Aim >>
Return all of the entries exactly as written.

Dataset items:
============================================================
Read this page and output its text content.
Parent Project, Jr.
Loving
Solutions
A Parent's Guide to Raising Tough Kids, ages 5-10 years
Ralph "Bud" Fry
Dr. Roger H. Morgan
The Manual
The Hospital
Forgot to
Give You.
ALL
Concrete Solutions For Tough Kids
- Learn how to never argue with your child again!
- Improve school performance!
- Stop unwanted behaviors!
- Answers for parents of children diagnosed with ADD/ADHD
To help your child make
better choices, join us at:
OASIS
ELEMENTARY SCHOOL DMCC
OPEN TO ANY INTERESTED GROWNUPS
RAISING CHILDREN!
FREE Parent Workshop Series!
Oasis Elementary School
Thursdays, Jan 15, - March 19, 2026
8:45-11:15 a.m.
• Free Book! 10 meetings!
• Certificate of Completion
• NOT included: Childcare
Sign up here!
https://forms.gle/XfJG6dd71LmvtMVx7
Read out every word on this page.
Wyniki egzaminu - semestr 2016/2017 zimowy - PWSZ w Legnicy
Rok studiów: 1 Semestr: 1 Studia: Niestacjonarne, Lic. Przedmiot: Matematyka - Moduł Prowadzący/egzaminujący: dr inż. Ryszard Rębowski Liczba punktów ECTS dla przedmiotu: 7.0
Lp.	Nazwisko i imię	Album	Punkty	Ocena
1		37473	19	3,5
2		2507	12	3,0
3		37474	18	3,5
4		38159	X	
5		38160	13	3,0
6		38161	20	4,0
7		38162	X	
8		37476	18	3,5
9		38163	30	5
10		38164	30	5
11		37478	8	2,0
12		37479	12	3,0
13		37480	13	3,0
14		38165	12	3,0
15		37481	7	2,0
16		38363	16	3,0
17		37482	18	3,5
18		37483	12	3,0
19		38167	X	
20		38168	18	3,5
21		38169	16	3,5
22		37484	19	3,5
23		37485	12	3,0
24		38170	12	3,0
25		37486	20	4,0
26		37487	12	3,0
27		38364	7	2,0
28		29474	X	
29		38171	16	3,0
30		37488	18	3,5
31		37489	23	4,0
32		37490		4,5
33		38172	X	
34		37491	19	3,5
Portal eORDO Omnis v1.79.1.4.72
============================================================
Solution to the exercise >>
Read this page and output its text content.
Parent Project, Jr.
Loving
Solutions
A Parent's Guide to Raising Tough Kids, ages 5-10 years
Ralph "Bud" Fry
Dr. Roger H. Morgan
The Manual
The Hospital
Forgot to
Give You.
ALL
Concrete Solutions For Tough Kids
- Learn how to never argue with your child again!
- Improve school performance!
- Stop unwanted behaviors!
- Answers for parents of children diagnosed with ADD/ADHD
To help your child make
better choices, join us at:
OASIS
ELEMENTARY SCHOOL DMCC
OPEN TO ANY INTERESTED GROWNUPS
RAISING CHILDREN!
FREE Parent Workshop Series!
Oasis Elementary School
Thursdays, Jan 15, - March 19, 2026
8:45-11:15 a.m.
• Free Book! 10 meetings!
• Certificate of Completion
• NOT included: Childcare
Sign up here!
https://forms.gle/XfJG6dd71LmvtMVx7
Read out every word on this page.
Wyniki egzaminu - semestr 2016/2017 zimowy - PWSZ w Legnicy
Rok studiów: 1 Semestr: 1 Studia: Niestacjonarne, Lic. Przedmiot: Matematyka - Moduł Prowadzący/egzaminujący: dr inż. Ryszard Rębowski Liczba punktów ECTS dla przedmiotu: 7.0
Lp.	Nazwisko i imię	Album	Punkty	Ocena
1		37473	19	3,5
2		2507	12	3,0
3		37474	18	3,5
4		38159	X	
5		38160	13	3,0
6		38161	20	4,0
7		38162	X	
8		37476	18	3,5
9		38163	30	5
10		38164	30	5
11		37478	8	2,0
12		37479	12	3,0
13		37480	13	3,0
14		38165	12	3,0
15		37481	7	2,0
16		38363	16	3,0
17		37482	18	3,5
18		37483	12	3,0
19		38167	X	
20		38168	18	3,5
21		38169	16	3,5
22		37484	19	3,5
23		37485	12	3,0
24		38170	12	3,0
25		37486	20	4,0
26		37487	12	3,0
27		38364	7	2,0
28		29474	X	
29		38171	16	3,0
30		37488	18	3,5
31		37489	23	4,0
32		37490		4,5
33		38172	X	
34		37491	19	3,5
Portal eORDO Omnis v1.79.1.4.72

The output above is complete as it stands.